**GIVEN PROBLEM**
Every line of the material below should be repeated exactly.

-- start of SUPPLIED INFORMATION --

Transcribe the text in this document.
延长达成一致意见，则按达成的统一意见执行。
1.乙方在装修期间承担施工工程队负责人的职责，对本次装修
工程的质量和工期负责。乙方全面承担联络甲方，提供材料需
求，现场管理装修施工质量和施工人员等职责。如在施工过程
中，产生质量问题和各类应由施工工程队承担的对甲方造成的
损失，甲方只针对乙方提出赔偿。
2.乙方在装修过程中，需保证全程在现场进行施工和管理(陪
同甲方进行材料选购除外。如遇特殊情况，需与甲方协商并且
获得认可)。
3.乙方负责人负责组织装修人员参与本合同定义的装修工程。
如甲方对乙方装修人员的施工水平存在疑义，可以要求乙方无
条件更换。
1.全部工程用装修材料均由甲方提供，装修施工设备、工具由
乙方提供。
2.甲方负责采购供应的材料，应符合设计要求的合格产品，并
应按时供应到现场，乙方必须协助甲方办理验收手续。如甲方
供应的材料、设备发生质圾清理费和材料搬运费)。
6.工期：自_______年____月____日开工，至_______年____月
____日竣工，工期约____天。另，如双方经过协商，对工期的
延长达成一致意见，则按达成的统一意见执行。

-- end of SUPPLIED INFORMATION --

**FINISHED ANSWER**
Transcribe the text in this document.
延长达成一致意见，则按达成的统一意见执行。
1.乙方在装修期间承担施工工程队负责人的职责，对本次装修
工程的质量和工期负责。乙方全面承担联络甲方，提供材料需
求，现场管理装修施工质量和施工人员等职责。如在施工过程
中，产生质量问题和各类应由施工工程队承担的对甲方造成的
损失，甲方只针对乙方提出赔偿。
2.乙方在装修过程中，需保证全程在现场进行施工和管理(陪
同甲方进行材料选购除外。如遇特殊情况，需与甲方协商并且
获得认可)。
3.乙方负责人负责组织装修人员参与本合同定义的装修工程。
如甲方对乙方装修人员的施工水平存在疑义，可以要求乙方无
条件更换。
1.全部工程用装修材料均由甲方提供，装修施工设备、工具由
乙方提供。
2.甲方负责采购供应的材料，应符合设计要求的合格产品，并
应按时供应到现场，乙方必须协助甲方办理验收手续。如甲方
供应的材料、设备发生质圾清理费和材料搬运费)。
6.工期：自_______年____月____日开工，至_______年____月
____日竣工，工期约____天。另，如双方经过协商，对工期的
延长达成一致意见，则按达成的统一意见执行。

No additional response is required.